> **Instructions for the task**: Write out all of the lines below, exactly and completely.

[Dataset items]
____________
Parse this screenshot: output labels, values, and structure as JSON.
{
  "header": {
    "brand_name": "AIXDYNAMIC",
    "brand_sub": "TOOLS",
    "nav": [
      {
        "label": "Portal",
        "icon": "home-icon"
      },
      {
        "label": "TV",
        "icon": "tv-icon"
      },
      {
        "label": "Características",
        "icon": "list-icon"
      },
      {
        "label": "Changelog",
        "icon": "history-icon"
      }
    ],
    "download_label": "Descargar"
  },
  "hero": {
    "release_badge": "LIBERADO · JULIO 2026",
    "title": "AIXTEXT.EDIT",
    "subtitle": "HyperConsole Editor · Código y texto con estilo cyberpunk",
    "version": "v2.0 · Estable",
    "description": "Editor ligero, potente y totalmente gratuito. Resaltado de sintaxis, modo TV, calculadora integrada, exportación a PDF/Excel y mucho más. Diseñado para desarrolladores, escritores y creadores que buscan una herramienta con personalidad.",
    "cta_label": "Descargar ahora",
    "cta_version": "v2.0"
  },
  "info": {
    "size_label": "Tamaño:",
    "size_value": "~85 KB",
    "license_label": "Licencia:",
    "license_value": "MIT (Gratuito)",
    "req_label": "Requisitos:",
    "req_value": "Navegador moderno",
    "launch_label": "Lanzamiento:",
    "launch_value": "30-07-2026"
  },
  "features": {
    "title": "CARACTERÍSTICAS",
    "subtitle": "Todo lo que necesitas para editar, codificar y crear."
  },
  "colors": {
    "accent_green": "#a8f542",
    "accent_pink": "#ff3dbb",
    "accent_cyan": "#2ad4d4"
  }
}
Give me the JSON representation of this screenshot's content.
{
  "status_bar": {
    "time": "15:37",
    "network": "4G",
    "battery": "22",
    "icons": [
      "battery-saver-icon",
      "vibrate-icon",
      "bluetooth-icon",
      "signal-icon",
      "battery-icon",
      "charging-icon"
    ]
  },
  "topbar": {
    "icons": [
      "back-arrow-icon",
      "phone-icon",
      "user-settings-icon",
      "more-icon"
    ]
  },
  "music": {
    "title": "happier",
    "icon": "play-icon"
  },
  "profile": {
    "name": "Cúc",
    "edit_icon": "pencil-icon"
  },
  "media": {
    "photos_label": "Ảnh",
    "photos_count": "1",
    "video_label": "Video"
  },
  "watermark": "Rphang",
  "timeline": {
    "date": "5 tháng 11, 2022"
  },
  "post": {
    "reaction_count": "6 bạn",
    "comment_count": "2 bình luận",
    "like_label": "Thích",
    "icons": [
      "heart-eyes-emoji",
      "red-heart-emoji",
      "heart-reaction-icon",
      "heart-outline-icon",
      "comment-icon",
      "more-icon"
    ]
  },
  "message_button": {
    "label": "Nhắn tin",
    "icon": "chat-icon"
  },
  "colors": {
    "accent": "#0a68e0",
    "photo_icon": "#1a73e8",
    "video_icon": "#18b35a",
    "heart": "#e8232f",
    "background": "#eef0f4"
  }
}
____________
> **The completed task**:
Parse this screenshot: output labels, values, and structure as JSON.
{
  "header": {
    "brand_name": "AIXDYNAMIC",
    "brand_sub": "TOOLS",
    "nav": [
      {
        "label": "Portal",
        "icon": "home-icon"
      },
      {
        "label": "TV",
        "icon": "tv-icon"
      },
      {
        "label": "Características",
        "icon": "list-icon"
      },
      {
        "label": "Changelog",
        "icon": "history-icon"
      }
    ],
    "download_label": "Descargar"
  },
  "hero": {
    "release_badge": "LIBERADO · JULIO 2026",
    "title": "AIXTEXT.EDIT",
    "subtitle": "HyperConsole Editor · Código y texto con estilo cyberpunk",
    "version": "v2.0 · Estable",
    "description": "Editor ligero, potente y totalmente gratuito. Resaltado de sintaxis, modo TV, calculadora integrada, exportación a PDF/Excel y mucho más. Diseñado para desarrolladores, escritores y creadores que buscan una herramienta con personalidad.",
    "cta_label": "Descargar ahora",
    "cta_version": "v2.0"
  },
  "info": {
    "size_label": "Tamaño:",
    "size_value": "~85 KB",
    "license_label": "Licencia:",
    "license_value": "MIT (Gratuito)",
    "req_label": "Requisitos:",
    "req_value": "Navegador moderno",
    "launch_label": "Lanzamiento:",
    "launch_value": "30-07-2026"
  },
  "features": {
    "title": "CARACTERÍSTICAS",
    "subtitle": "Todo lo que necesitas para editar, codificar y crear."
  },
  "colors": {
    "accent_green": "#a8f542",
    "accent_pink": "#ff3dbb",
    "accent_cyan": "#2ad4d4"
  }
}
Give me the JSON representation of this screenshot's content.
{
  "status_bar": {
    "time": "15:37",
    "network": "4G",
    "battery": "22",
    "icons": [
      "battery-saver-icon",
      "vibrate-icon",
      "bluetooth-icon",
      "signal-icon",
      "battery-icon",
      "charging-icon"
    ]
  },
  "topbar": {
    "icons": [
      "back-arrow-icon",
      "phone-icon",
      "user-settings-icon",
      "more-icon"
    ]
  },
  "music": {
    "title": "happier",
    "icon": "play-icon"
  },
  "profile": {
    "name": "Cúc",
    "edit_icon": "pencil-icon"
  },
  "media": {
    "photos_label": "Ảnh",
    "photos_count": "1",
    "video_label": "Video"
  },
  "watermark": "Rphang",
  "timeline": {
    "date": "5 tháng 11, 2022"
  },
  "post": {
    "reaction_count": "6 bạn",
    "comment_count": "2 bình luận",
    "like_label": "Thích",
    "icons": [
      "heart-eyes-emoji",
      "red-heart-emoji",
      "heart-reaction-icon",
      "heart-outline-icon",
      "comment-icon",
      "more-icon"
    ]
  },
  "message_button": {
    "label": "Nhắn tin",
    "icon": "chat-icon"
  },
  "colors": {
    "accent": "#0a68e0",
    "photo_icon": "#1a73e8",
    "video_icon": "#18b35a",
    "heart": "#e8232f",
    "background": "#eef0f4"
  }
}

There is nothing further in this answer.